Give back all the data exactly, line by line.

• [DATA TO PROCESS]:
════════════════
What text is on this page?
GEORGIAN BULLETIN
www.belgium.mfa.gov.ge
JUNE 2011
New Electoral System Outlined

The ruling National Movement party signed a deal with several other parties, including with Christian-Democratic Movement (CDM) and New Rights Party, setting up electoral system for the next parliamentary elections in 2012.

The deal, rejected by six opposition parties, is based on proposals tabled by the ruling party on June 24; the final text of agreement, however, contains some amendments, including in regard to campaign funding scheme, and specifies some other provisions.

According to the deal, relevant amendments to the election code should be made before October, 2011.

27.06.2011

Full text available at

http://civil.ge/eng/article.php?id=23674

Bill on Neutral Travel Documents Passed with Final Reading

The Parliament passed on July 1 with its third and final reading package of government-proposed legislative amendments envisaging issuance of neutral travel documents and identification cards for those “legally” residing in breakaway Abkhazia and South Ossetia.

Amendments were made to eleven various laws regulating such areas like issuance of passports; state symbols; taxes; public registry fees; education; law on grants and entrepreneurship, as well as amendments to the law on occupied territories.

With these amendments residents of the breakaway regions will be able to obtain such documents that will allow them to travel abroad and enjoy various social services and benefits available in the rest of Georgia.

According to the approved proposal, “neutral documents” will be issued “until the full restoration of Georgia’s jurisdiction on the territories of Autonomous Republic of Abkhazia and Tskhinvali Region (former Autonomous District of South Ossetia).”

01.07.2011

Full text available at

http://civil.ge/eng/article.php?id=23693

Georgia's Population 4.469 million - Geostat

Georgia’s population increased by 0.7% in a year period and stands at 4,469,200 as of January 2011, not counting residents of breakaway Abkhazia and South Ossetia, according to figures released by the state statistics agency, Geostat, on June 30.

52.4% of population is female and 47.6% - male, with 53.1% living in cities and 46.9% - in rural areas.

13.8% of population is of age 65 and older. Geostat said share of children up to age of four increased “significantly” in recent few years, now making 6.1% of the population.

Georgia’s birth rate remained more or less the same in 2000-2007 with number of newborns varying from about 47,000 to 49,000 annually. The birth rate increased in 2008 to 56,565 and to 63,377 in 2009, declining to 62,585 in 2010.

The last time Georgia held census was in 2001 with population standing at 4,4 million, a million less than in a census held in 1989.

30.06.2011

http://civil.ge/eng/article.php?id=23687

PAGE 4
════════════════
• [RESULT]:
What text is on this page?
GEORGIAN BULLETIN
www.belgium.mfa.gov.ge
JUNE 2011
New Electoral System Outlined

The ruling National Movement party signed a deal with several other parties, including with Christian-Democratic Movement (CDM) and New Rights Party, setting up electoral system for the next parliamentary elections in 2012.

The deal, rejected by six opposition parties, is based on proposals tabled by the ruling party on June 24; the final text of agreement, however, contains some amendments, including in regard to campaign funding scheme, and specifies some other provisions.

According to the deal, relevant amendments to the election code should be made before October, 2011.

27.06.2011

Full text available at

http://civil.ge/eng/article.php?id=23674

Bill on Neutral Travel Documents Passed with Final Reading

The Parliament passed on July 1 with its third and final reading package of government-proposed legislative amendments envisaging issuance of neutral travel documents and identification cards for those “legally” residing in breakaway Abkhazia and South Ossetia.

Amendments were made to eleven various laws regulating such areas like issuance of passports; state symbols; taxes; public registry fees; education; law on grants and entrepreneurship, as well as amendments to the law on occupied territories.

With these amendments residents of the breakaway regions will be able to obtain such documents that will allow them to travel abroad and enjoy various social services and benefits available in the rest of Georgia.

According to the approved proposal, “neutral documents” will be issued “until the full restoration of Georgia’s jurisdiction on the territories of Autonomous Republic of Abkhazia and Tskhinvali Region (former Autonomous District of South Ossetia).”

01.07.2011

Full text available at

http://civil.ge/eng/article.php?id=23693

Georgia's Population 4.469 million - Geostat

Georgia’s population increased by 0.7% in a year period and stands at 4,469,200 as of January 2011, not counting residents of breakaway Abkhazia and South Ossetia, according to figures released by the state statistics agency, Geostat, on June 30.

52.4% of population is female and 47.6% - male, with 53.1% living in cities and 46.9% - in rural areas.

13.8% of population is of age 65 and older. Geostat said share of children up to age of four increased “significantly” in recent few years, now making 6.1% of the population.

Georgia’s birth rate remained more or less the same in 2000-2007 with number of newborns varying from about 47,000 to 49,000 annually. The birth rate increased in 2008 to 56,565 and to 63,377 in 2009, declining to 62,585 in 2010.

The last time Georgia held census was in 2001 with population standing at 4,4 million, a million less than in a census held in 1989.

30.06.2011

http://civil.ge/eng/article.php?id=23687

PAGE 4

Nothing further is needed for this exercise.